» Objective:
Below are the records. List every line holding the word "Zalecenia".

» Data records:

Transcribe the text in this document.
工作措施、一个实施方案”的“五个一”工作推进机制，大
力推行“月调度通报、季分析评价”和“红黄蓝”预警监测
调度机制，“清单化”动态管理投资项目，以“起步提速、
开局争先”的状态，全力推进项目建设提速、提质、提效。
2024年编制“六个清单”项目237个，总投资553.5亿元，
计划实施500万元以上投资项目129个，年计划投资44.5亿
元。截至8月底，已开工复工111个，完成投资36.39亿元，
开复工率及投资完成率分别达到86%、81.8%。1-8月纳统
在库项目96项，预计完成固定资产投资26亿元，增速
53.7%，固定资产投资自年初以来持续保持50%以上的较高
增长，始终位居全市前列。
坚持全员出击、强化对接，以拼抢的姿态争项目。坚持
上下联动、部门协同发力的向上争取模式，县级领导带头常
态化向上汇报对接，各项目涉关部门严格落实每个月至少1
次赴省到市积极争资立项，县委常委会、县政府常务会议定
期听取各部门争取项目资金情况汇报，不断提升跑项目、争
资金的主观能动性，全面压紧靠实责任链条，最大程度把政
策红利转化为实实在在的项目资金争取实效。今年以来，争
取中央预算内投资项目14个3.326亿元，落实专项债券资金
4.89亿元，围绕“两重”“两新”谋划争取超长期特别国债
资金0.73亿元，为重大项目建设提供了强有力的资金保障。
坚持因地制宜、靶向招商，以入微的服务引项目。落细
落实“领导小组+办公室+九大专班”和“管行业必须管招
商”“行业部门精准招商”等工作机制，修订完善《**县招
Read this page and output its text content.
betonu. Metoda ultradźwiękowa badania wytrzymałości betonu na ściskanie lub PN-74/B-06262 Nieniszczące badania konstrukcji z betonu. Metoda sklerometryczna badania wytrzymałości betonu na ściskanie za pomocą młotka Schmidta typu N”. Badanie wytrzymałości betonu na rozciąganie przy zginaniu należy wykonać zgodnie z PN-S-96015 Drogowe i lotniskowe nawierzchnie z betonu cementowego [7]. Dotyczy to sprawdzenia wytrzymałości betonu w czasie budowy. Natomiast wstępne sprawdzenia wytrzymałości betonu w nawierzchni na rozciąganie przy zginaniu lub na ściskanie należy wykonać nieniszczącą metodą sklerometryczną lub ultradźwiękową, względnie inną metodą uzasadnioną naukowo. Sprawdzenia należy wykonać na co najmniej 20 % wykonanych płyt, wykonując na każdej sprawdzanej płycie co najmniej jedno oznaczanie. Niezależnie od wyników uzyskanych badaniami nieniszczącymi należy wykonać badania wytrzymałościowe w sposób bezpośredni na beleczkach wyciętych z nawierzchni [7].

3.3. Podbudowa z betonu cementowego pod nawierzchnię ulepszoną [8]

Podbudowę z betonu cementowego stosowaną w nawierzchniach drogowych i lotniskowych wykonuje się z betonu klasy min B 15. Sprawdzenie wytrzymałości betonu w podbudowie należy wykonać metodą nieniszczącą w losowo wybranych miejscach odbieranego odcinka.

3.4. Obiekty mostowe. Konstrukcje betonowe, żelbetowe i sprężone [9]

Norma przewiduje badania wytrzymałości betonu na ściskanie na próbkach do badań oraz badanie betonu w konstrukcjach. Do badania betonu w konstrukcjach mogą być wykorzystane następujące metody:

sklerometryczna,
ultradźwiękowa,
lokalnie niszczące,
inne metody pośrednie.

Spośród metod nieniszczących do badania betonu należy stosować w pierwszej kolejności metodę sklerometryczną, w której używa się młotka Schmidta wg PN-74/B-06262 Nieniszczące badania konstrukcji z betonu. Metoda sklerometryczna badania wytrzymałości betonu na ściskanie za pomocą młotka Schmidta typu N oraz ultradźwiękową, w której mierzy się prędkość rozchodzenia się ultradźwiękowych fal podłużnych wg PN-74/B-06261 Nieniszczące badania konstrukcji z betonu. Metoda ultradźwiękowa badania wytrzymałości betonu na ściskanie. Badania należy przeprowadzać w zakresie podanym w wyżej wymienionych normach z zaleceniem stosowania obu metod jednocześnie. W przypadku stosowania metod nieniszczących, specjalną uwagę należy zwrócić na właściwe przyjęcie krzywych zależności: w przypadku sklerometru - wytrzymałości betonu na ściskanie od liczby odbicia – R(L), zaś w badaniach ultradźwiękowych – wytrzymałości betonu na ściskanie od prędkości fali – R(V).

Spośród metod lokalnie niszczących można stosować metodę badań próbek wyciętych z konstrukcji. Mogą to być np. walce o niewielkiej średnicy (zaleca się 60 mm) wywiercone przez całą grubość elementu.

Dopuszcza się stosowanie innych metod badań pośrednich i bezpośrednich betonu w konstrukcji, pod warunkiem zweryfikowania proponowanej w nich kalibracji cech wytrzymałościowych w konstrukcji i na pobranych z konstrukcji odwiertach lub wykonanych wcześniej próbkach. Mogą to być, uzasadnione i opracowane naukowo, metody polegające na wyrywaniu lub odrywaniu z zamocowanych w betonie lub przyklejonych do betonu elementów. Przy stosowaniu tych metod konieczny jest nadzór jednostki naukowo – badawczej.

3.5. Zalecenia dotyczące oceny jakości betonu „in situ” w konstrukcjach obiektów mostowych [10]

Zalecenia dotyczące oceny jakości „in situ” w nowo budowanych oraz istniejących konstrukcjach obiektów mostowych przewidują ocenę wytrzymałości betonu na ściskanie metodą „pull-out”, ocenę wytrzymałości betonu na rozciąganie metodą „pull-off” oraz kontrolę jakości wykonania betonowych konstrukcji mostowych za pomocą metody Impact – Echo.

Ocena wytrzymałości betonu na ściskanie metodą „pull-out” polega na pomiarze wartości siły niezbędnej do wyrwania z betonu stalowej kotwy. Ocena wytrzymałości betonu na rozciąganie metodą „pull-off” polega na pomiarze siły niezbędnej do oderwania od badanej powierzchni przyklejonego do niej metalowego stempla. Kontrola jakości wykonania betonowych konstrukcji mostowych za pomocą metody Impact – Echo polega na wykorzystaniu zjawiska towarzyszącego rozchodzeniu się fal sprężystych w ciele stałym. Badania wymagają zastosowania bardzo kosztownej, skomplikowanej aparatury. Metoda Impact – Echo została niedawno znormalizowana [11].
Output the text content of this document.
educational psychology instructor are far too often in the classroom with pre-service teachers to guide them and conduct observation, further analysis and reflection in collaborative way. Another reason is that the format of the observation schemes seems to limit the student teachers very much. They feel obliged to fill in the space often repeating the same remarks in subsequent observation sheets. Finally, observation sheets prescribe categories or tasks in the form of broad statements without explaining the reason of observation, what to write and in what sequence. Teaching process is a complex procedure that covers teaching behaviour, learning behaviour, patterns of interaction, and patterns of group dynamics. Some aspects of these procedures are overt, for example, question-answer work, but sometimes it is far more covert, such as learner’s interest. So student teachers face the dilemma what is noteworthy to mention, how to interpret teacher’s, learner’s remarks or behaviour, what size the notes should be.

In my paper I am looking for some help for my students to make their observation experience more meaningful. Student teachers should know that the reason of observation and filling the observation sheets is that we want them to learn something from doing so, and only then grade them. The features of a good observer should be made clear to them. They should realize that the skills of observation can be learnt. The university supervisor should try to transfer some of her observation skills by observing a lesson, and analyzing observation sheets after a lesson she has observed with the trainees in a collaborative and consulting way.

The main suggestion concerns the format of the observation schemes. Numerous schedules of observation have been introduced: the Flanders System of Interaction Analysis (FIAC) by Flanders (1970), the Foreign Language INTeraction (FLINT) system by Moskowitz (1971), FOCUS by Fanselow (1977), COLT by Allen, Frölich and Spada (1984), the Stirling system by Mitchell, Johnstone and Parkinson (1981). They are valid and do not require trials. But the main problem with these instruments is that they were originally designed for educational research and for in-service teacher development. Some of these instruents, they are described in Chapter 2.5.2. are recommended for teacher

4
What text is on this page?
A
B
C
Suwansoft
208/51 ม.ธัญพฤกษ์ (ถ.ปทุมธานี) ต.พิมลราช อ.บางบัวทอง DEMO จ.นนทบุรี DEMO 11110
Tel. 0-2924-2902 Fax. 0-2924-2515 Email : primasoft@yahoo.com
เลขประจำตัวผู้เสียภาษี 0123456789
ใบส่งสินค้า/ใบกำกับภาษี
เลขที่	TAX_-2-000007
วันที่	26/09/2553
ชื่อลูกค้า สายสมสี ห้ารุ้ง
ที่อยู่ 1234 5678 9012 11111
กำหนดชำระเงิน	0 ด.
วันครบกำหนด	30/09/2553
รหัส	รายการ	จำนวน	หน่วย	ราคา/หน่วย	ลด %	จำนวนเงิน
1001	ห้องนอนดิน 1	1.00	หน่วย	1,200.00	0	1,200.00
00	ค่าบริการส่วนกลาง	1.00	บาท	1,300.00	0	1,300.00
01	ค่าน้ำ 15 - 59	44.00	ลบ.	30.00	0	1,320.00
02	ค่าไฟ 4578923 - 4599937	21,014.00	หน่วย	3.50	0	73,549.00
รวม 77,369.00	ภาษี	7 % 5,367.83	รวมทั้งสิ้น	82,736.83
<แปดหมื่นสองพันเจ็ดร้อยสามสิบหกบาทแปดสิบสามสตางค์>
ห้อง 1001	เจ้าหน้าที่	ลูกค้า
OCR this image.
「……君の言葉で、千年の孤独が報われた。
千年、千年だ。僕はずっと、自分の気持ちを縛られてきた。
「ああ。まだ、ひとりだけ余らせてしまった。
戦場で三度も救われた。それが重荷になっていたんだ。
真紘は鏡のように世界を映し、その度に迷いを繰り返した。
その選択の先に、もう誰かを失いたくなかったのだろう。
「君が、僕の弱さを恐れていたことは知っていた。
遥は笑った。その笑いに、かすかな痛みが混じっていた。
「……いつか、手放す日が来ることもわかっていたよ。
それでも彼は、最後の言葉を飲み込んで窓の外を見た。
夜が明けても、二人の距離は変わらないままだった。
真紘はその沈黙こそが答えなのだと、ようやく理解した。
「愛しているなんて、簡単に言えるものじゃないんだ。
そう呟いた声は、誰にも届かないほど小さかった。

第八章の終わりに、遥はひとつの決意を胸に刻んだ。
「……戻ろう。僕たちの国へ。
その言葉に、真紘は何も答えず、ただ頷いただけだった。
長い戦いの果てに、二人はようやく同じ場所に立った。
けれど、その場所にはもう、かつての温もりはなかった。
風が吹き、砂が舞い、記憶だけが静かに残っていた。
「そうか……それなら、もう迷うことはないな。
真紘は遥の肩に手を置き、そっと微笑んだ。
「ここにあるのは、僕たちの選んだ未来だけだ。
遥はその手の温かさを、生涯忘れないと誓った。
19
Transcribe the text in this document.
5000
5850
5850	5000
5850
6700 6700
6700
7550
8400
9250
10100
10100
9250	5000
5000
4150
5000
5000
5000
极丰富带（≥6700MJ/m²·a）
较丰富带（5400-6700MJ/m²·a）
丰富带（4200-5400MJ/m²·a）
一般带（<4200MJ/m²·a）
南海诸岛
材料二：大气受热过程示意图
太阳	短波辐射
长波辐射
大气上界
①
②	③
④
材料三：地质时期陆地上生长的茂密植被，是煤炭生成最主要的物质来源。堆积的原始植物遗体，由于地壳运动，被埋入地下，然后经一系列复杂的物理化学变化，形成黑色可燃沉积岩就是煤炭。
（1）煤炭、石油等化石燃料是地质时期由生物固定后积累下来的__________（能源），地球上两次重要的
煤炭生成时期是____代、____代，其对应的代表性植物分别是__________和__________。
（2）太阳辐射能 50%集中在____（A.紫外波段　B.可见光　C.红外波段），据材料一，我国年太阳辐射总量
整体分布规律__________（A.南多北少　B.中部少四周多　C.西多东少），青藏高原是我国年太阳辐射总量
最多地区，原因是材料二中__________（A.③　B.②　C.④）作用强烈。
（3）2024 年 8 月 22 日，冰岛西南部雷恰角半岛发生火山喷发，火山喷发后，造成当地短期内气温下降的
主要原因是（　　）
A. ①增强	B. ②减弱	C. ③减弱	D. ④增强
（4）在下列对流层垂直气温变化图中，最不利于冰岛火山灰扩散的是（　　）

» Result for this exercise:
3.5. Zalecenia dotyczące oceny jakości betonu „in situ” w konstrukcjach obiektów mostowych [10]
Zalecenia dotyczące oceny jakości „in situ” w nowo budowanych oraz istniejących konstrukcjach obiektów mostowych przewidują ocenę wytrzymałości betonu na ściskanie metodą „pull-out”, ocenę wytrzymałości betonu na rozciąganie metodą „pull-off” oraz kontrolę jakości wykonania betonowych konstrukcji mostowych za pomocą metody Impact – Echo.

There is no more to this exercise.